- _TASK INSTRUCTIONS_: Copy every line of the records below that holds the word "JSON".
━━━━━ DATA SHOWN ━━━━━
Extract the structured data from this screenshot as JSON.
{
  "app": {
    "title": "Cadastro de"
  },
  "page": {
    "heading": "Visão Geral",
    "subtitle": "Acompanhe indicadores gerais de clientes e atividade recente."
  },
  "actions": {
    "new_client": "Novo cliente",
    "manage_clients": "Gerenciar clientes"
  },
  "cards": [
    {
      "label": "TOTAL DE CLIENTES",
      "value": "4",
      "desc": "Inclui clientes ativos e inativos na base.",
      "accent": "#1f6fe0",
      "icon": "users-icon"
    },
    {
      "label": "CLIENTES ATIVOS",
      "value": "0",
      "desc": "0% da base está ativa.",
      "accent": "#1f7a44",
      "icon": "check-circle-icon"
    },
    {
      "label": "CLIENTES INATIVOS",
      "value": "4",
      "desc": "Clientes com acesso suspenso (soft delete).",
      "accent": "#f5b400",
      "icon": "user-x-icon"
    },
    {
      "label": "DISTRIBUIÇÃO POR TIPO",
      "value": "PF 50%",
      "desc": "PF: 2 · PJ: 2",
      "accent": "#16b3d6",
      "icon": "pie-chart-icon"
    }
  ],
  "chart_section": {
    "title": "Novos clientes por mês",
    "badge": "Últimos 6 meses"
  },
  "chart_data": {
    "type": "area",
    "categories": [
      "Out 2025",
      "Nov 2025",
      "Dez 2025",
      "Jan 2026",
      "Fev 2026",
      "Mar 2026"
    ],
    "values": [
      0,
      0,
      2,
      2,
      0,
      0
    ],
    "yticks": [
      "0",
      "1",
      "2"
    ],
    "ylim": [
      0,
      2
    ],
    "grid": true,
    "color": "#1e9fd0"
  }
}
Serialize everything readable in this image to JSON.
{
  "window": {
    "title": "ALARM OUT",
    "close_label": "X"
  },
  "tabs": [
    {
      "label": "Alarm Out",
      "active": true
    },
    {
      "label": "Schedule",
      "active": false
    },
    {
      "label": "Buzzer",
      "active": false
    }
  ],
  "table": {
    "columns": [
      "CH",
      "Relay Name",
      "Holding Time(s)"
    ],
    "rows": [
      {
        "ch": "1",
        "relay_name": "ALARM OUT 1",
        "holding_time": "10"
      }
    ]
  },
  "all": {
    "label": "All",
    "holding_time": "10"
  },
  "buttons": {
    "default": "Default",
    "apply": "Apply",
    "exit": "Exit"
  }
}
━━━━━
- _SOLUTION FOR THIS PROBLEM_:
Extract the structured data from this screenshot as JSON.
Serialize everything readable in this image to JSON.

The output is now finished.